TASK DESCRIPTION:
Set every record down verbatim and omit the pictures.
— Start SUPPLIED RECORDS —
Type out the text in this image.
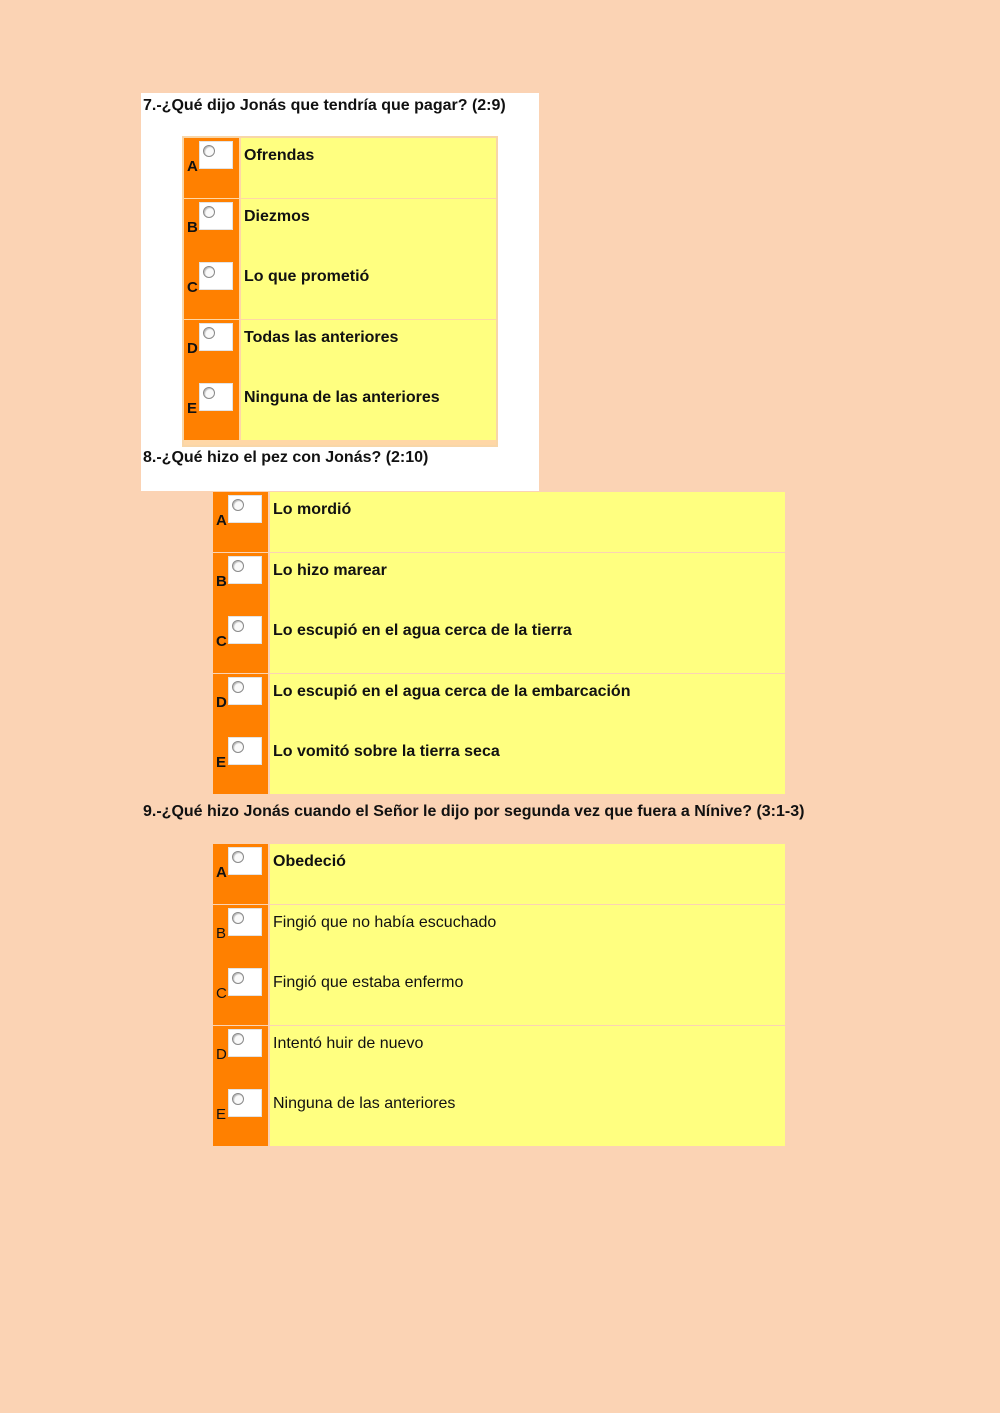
7.-¿Qué dijo Jonás que tendría que pagar? (2:9)
A
Ofrendas
B
Diezmos
C
Lo que prometió
D
Todas las anteriores
E
Ninguna de las anteriores
8.-¿Qué hizo el pez con Jonás? (2:10)
A
Lo mordió
B
Lo hizo marear
C
Lo escupió en el agua cerca de la tierra
D
Lo escupió en el agua cerca de la embarcación
E
Lo vomitó sobre la tierra seca
9.-¿Qué hizo Jonás cuando el Señor le dijo por segunda vez que fuera a Nínive? (3:1-3)
A
Obedeció
B
Fingió que no había escuchado
C
Fingió que estaba enfermo
D
Intentó huir de nuevo
E
Ninguna de las anteriores
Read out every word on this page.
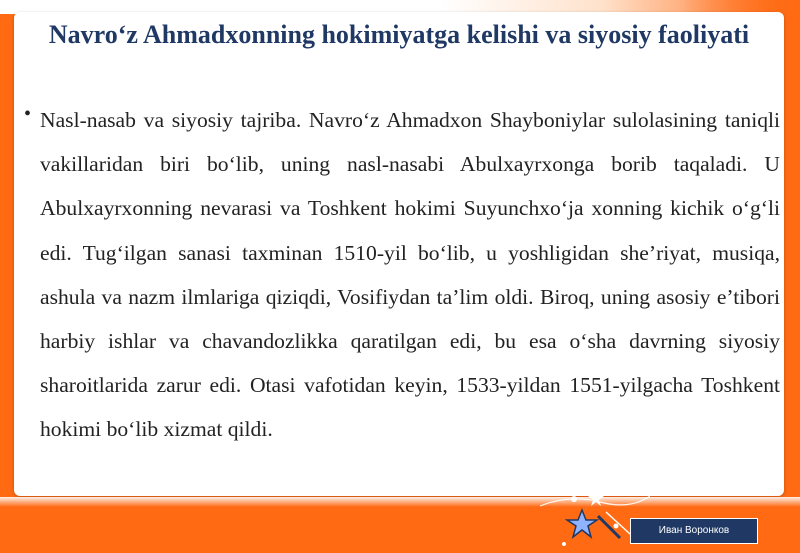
Navro‘z Ahmadxonning hokimiyatga kelishi va siyosiy faoliyati
• Nasl-nasab va siyosiy tajriba. Navro‘z Ahmadxon Shayboniylar sulolasining taniqli vakillaridan biri bo‘lib, uning nasl-nasabi Abulxayrxonga borib taqaladi. U Abulxayrxonning nevarasi va Toshkent hokimi Suyunchxo‘ja xonning kichik o‘g‘li edi. Tug‘ilgan sanasi taxminan 1510-yil bo‘lib, u yoshligidan she’riyat, musiqa, ashula va nazm ilmlariga qiziqdi, Vosifiydan ta’lim oldi. Biroq, uning asosiy e’tibori harbiy ishlar va chavandozlikka qaratilgan edi, bu esa o‘sha davrning siyosiy sharoitlarida zarur edi. Otasi vafotidan keyin, 1533-yildan 1551-yilgacha Toshkent hokimi bo‘lib xizmat qildi.
Иван Воронков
— End SUPPLIED RECORDS —
THE RESULT:
Type out the text in this image.
7.-¿Qué dijo Jonás que tendría que pagar? (2:9)
A
Ofrendas
B
Diezmos
C
Lo que prometió
D
Todas las anteriores
E
Ninguna de las anteriores
8.-¿Qué hizo el pez con Jonás? (2:10)
A
Lo mordió
B
Lo hizo marear
C
Lo escupió en el agua cerca de la tierra
D
Lo escupió en el agua cerca de la embarcación
E
Lo vomitó sobre la tierra seca
9.-¿Qué hizo Jonás cuando el Señor le dijo por segunda vez que fuera a Nínive? (3:1-3)
A
Obedeció
B
Fingió que no había escuchado
C
Fingió que estaba enfermo
D
Intentó huir de nuevo
E
Ninguna de las anteriores
Read out every word on this page.
Navro‘z Ahmadxonning hokimiyatga kelishi va siyosiy faoliyati
• Nasl-nasab va siyosiy tajriba. Navro‘z Ahmadxon Shayboniylar sulolasining taniqli vakillaridan biri bo‘lib, uning nasl-nasabi Abulxayrxonga borib taqaladi. U Abulxayrxonning nevarasi va Toshkent hokimi Suyunchxo‘ja xonning kichik o‘g‘li edi. Tug‘ilgan sanasi taxminan 1510-yil bo‘lib, u yoshligidan she’riyat, musiqa, ashula va nazm ilmlariga qiziqdi, Vosifiydan ta’lim oldi. Biroq, uning asosiy e’tibori harbiy ishlar va chavandozlikka qaratilgan edi, bu esa o‘sha davrning siyosiy sharoitlarida zarur edi. Otasi vafotidan keyin, 1533-yildan 1551-yilgacha Toshkent hokimi bo‘lib xizmat qildi.
Иван Воронков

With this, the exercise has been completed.